### The exercise:
Lines containing the word "title" are to be located and copied.

### Data:
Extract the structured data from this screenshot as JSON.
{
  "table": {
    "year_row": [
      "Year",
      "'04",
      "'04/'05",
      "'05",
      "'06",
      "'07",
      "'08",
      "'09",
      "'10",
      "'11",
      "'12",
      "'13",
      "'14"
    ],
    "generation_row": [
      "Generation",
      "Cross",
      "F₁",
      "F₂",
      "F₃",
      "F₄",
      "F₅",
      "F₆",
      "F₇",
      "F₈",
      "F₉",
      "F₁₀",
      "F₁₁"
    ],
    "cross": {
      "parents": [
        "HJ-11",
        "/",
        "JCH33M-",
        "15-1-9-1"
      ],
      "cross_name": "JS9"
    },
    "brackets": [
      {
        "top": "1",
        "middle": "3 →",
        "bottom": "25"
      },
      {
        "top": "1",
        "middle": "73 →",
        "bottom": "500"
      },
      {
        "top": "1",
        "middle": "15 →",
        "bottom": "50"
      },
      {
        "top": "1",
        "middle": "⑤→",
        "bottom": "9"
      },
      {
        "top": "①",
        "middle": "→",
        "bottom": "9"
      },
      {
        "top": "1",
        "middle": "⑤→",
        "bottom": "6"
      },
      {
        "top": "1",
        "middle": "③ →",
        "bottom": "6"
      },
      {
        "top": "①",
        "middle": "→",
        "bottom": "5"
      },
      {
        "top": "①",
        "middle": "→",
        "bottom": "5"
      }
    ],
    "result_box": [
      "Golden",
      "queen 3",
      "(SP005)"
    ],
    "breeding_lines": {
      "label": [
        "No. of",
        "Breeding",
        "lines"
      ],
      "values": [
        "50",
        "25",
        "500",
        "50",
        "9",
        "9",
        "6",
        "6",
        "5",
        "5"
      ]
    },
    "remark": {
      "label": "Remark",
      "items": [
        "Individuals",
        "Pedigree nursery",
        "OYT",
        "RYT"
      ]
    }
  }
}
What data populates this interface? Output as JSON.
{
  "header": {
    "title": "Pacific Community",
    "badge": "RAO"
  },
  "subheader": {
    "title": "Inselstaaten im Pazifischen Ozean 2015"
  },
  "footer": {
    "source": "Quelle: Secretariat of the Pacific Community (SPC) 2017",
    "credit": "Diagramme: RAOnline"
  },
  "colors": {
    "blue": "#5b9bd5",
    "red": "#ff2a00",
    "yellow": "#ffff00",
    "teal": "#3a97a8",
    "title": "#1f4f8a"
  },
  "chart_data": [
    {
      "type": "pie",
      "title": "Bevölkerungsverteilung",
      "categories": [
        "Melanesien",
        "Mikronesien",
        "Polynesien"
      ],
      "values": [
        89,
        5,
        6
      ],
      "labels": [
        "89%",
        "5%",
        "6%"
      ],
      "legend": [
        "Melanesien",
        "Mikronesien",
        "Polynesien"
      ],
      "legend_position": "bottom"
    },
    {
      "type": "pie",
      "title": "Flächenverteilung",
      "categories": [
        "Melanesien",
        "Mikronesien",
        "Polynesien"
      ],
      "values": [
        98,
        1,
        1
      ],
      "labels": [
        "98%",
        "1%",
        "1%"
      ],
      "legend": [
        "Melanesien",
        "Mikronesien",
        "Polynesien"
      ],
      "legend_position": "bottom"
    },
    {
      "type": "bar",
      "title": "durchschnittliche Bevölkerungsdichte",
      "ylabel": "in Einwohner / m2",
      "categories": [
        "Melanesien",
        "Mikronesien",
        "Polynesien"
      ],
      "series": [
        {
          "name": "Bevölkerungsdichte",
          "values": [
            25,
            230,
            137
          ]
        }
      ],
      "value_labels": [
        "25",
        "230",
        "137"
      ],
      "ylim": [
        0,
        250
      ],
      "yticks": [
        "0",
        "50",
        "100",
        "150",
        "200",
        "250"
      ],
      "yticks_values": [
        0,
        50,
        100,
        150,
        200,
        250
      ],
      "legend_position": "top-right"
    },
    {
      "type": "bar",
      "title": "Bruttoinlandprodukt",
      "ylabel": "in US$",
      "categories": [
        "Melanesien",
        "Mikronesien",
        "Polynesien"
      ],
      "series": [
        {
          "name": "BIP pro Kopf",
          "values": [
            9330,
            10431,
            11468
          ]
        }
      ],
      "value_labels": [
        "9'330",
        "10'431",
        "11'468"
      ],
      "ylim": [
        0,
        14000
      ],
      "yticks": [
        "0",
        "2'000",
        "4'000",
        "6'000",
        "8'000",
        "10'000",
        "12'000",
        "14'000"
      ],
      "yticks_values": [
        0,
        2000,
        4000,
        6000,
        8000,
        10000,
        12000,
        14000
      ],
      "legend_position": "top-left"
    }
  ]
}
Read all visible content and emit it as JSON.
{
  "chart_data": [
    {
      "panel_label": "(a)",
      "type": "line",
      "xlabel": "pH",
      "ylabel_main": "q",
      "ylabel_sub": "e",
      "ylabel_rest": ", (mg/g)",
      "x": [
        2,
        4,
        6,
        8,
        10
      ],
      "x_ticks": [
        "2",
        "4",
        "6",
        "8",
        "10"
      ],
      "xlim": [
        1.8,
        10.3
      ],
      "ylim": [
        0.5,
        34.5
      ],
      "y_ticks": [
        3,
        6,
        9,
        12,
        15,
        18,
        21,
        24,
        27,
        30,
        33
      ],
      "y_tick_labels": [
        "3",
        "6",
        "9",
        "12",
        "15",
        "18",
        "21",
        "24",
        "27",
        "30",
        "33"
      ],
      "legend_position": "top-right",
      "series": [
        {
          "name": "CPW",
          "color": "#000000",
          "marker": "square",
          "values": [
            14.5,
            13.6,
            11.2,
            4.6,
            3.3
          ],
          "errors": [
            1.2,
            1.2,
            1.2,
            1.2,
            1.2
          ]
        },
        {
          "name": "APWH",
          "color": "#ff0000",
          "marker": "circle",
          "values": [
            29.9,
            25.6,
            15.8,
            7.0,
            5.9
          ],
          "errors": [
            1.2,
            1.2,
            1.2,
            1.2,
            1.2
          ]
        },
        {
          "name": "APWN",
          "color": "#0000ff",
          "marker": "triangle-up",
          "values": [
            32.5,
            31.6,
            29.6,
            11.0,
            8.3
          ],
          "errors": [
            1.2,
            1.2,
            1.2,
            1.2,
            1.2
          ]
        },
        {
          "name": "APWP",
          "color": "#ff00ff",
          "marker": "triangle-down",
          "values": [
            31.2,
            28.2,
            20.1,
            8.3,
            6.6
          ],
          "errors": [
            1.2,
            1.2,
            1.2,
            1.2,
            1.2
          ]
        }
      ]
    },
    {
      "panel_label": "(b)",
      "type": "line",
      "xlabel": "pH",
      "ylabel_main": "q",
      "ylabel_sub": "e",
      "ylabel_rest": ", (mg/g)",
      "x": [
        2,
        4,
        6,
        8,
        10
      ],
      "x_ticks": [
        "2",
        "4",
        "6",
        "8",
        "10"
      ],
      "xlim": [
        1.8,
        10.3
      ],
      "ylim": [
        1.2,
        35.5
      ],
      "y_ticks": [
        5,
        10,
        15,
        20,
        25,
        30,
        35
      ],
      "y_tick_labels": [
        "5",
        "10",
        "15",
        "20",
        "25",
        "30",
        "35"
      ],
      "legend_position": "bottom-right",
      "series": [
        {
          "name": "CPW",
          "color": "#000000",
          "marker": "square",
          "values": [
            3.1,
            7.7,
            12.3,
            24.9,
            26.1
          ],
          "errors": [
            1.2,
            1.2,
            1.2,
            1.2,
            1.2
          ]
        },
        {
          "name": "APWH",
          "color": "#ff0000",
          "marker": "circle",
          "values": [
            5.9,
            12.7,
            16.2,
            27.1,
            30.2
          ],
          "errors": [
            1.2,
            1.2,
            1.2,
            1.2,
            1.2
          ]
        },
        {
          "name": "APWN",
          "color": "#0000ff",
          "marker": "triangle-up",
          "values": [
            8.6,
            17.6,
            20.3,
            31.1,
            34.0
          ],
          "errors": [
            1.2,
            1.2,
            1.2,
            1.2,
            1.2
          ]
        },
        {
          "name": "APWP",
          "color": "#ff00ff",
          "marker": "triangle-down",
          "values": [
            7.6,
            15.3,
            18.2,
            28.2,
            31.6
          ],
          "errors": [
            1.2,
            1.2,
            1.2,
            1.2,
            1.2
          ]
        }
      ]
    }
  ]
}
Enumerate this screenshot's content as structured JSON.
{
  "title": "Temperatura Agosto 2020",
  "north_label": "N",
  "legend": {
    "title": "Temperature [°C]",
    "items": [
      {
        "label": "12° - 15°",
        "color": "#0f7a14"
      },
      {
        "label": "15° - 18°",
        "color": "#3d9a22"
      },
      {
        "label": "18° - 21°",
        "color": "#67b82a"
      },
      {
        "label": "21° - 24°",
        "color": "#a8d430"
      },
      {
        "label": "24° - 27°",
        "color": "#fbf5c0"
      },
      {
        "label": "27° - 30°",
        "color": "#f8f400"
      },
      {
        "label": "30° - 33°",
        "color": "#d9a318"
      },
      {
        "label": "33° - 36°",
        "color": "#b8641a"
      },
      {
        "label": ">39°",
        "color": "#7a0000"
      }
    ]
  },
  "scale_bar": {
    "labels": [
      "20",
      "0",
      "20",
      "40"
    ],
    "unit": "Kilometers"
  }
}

### Solution:
    "title": "Pacific Community",
    "title": "Inselstaaten im Pazifischen Ozean 2015"
    "title": "#1f4f8a"
      "title": "Bevölkerungsverteilung",
      "title": "Flächenverteilung",
      "title": "durchschnittliche Bevölkerungsdichte",
      "title": "Bruttoinlandprodukt",
  "title": "Temperatura Agosto 2020",
    "title": "Temperature [°C]",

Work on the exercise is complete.